Read the data and repeat all of it exactly.

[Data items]
○ ○ ○ ○ ○

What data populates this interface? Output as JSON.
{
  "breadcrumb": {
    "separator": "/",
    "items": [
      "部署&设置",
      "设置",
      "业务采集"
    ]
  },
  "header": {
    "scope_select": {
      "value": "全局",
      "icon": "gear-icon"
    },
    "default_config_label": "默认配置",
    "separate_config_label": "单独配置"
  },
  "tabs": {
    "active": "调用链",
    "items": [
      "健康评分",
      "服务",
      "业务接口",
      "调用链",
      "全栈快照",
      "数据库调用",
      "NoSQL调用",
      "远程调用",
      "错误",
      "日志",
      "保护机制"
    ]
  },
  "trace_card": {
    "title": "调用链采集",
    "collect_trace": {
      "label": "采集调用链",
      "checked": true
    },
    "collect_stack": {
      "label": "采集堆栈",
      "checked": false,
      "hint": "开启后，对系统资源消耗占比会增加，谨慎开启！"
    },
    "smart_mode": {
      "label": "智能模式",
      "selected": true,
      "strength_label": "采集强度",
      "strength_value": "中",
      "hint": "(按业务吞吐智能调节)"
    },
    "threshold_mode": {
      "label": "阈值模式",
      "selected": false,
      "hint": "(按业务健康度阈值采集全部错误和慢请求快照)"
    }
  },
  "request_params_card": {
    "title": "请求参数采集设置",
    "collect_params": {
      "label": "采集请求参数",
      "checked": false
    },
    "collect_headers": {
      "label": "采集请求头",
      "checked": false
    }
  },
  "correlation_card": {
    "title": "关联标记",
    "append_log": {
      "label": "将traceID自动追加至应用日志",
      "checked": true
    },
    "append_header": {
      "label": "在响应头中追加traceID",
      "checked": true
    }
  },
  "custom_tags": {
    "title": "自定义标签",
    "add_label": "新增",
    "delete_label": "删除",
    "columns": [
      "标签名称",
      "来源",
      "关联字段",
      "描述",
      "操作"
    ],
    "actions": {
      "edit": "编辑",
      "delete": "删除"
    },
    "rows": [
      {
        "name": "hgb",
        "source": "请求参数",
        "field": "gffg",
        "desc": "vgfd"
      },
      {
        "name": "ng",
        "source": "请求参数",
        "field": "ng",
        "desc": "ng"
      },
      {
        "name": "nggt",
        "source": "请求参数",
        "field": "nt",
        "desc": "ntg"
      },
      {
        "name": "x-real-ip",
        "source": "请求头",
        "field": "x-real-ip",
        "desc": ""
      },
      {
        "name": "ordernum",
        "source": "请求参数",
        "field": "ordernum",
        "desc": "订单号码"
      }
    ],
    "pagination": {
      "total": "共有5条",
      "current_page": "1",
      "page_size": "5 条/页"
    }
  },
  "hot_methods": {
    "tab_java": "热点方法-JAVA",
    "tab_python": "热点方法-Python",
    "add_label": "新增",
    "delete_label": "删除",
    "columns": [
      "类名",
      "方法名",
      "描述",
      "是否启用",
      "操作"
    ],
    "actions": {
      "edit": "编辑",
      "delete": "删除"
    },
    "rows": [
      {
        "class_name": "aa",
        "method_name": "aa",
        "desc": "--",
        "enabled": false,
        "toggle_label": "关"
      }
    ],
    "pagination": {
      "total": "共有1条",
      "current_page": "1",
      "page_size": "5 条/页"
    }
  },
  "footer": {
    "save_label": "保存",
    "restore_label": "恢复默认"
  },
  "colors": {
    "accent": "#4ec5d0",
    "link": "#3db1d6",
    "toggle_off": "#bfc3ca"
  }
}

○ ○ ○ ○ ○

Result —
What data populates this interface? Output as JSON.
{
  "breadcrumb": {
    "separator": "/",
    "items": [
      "部署&设置",
      "设置",
      "业务采集"
    ]
  },
  "header": {
    "scope_select": {
      "value": "全局",
      "icon": "gear-icon"
    },
    "default_config_label": "默认配置",
    "separate_config_label": "单独配置"
  },
  "tabs": {
    "active": "调用链",
    "items": [
      "健康评分",
      "服务",
      "业务接口",
      "调用链",
      "全栈快照",
      "数据库调用",
      "NoSQL调用",
      "远程调用",
      "错误",
      "日志",
      "保护机制"
    ]
  },
  "trace_card": {
    "title": "调用链采集",
    "collect_trace": {
      "label": "采集调用链",
      "checked": true
    },
    "collect_stack": {
      "label": "采集堆栈",
      "checked": false,
      "hint": "开启后，对系统资源消耗占比会增加，谨慎开启！"
    },
    "smart_mode": {
      "label": "智能模式",
      "selected": true,
      "strength_label": "采集强度",
      "strength_value": "中",
      "hint": "(按业务吞吐智能调节)"
    },
    "threshold_mode": {
      "label": "阈值模式",
      "selected": false,
      "hint": "(按业务健康度阈值采集全部错误和慢请求快照)"
    }
  },
  "request_params_card": {
    "title": "请求参数采集设置",
    "collect_params": {
      "label": "采集请求参数",
      "checked": false
    },
    "collect_headers": {
      "label": "采集请求头",
      "checked": false
    }
  },
  "correlation_card": {
    "title": "关联标记",
    "append_log": {
      "label": "将traceID自动追加至应用日志",
      "checked": true
    },
    "append_header": {
      "label": "在响应头中追加traceID",
      "checked": true
    }
  },
  "custom_tags": {
    "title": "自定义标签",
    "add_label": "新增",
    "delete_label": "删除",
    "columns": [
      "标签名称",
      "来源",
      "关联字段",
      "描述",
      "操作"
    ],
    "actions": {
      "edit": "编辑",
      "delete": "删除"
    },
    "rows": [
      {
        "name": "hgb",
        "source": "请求参数",
        "field": "gffg",
        "desc": "vgfd"
      },
      {
        "name": "ng",
        "source": "请求参数",
        "field": "ng",
        "desc": "ng"
      },
      {
        "name": "nggt",
        "source": "请求参数",
        "field": "nt",
        "desc": "ntg"
      },
      {
        "name": "x-real-ip",
        "source": "请求头",
        "field": "x-real-ip",
        "desc": ""
      },
      {
        "name": "ordernum",
        "source": "请求参数",
        "field": "ordernum",
        "desc": "订单号码"
      }
    ],
    "pagination": {
      "total": "共有5条",
      "current_page": "1",
      "page_size": "5 条/页"
    }
  },
  "hot_methods": {
    "tab_java": "热点方法-JAVA",
    "tab_python": "热点方法-Python",
    "add_label": "新增",
    "delete_label": "删除",
    "columns": [
      "类名",
      "方法名",
      "描述",
      "是否启用",
      "操作"
    ],
    "actions": {
      "edit": "编辑",
      "delete": "删除"
    },
    "rows": [
      {
        "class_name": "aa",
        "method_name": "aa",
        "desc": "--",
        "enabled": false,
        "toggle_label": "关"
      }
    ],
    "pagination": {
      "total": "共有1条",
      "current_page": "1",
      "page_size": "5 条/页"
    }
  },
  "footer": {
    "save_label": "保存",
    "restore_label": "恢复默认"
  },
  "colors": {
    "accent": "#4ec5d0",
    "link": "#3db1d6",
    "toggle_off": "#bfc3ca"
  }
}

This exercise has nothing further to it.